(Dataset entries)
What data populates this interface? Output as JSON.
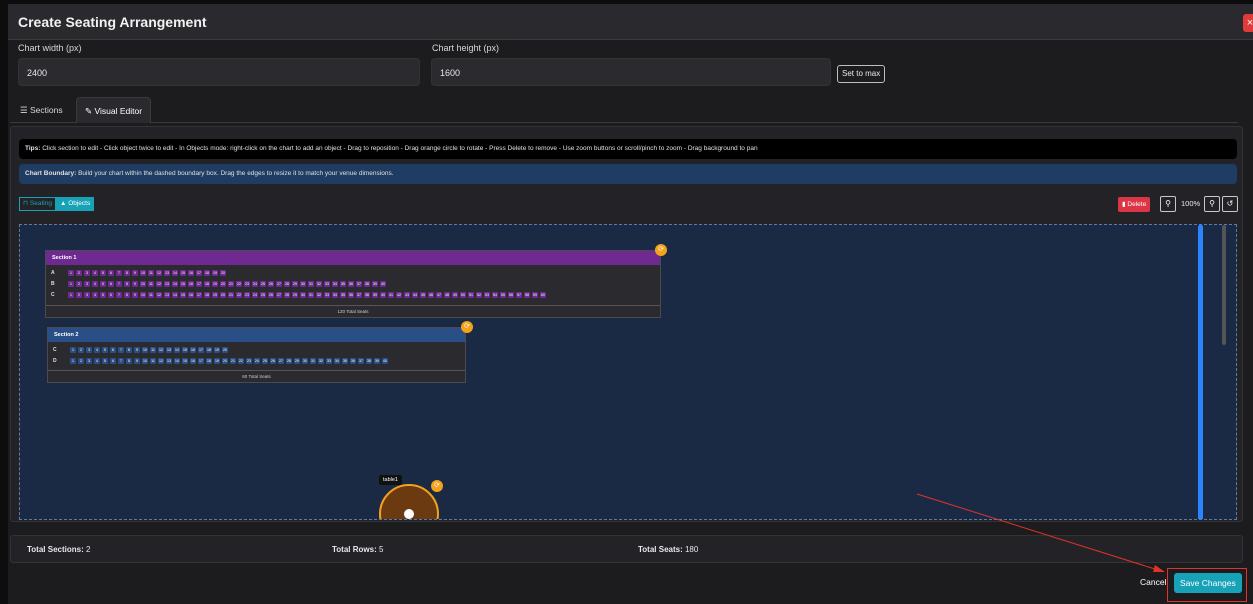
{
  "header": {
    "title": "Create Seating Arrangement",
    "close_icon": "×"
  },
  "form": {
    "width_label": "Chart width (px)",
    "width_value": "2400",
    "height_label": "Chart height (px)",
    "height_value": "1600",
    "set_max_label": "Set to max"
  },
  "tabs": [
    {
      "label": "Sections",
      "icon": "list-icon"
    },
    {
      "label": "Visual Editor",
      "icon": "brush-icon",
      "active": true
    }
  ],
  "editor": {
    "tips_bold": "Tips:",
    "tips_text": "Click section to edit - Click object twice to edit - In Objects mode: right-click on the chart to add an object - Drag to reposition - Drag orange circle to rotate - Press Delete to remove - Use zoom buttons or scroll/pinch to zoom - Drag background to pan",
    "boundary_bold": "Chart Boundary:",
    "boundary_text": "Build your chart within the dashed boundary box. Drag the edges to resize it to match your venue dimensions.",
    "mode_seating": "Seating",
    "mode_objects": "Objects",
    "delete_label": "Delete",
    "zoom_level": "100%"
  },
  "sections": [
    {
      "name": "Section 1",
      "color": "#6f2a92",
      "rows": [
        {
          "label": "A",
          "count": 20
        },
        {
          "label": "B",
          "count": 40
        },
        {
          "label": "C",
          "count": 60
        }
      ],
      "total": "120 Total Seats"
    },
    {
      "name": "Section 2",
      "color": "#2a4f86",
      "rows": [
        {
          "label": "C",
          "count": 20
        },
        {
          "label": "D",
          "count": 40
        }
      ],
      "total": "60 Total Seats"
    }
  ],
  "table_object": {
    "label": "table1"
  },
  "stats": {
    "sections_label": "Total Sections:",
    "sections_value": "2",
    "rows_label": "Total Rows:",
    "rows_value": "5",
    "seats_label": "Total Seats:",
    "seats_value": "180"
  },
  "footer": {
    "cancel_label": "Cancel",
    "save_label": "Save Changes"
  },
  "colors": {
    "accent": "#17a2b8",
    "danger": "#dc3545",
    "handle": "#f5a21b"
  }
}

- **Written problem**:
Return all lines with the word "Total" in them.

- **Written solution**:
      "total": "120 Total Seats"
      "total": "60 Total Seats"
    "sections_label": "Total Sections:",
    "rows_label": "Total Rows:",
    "seats_label": "Total Seats:",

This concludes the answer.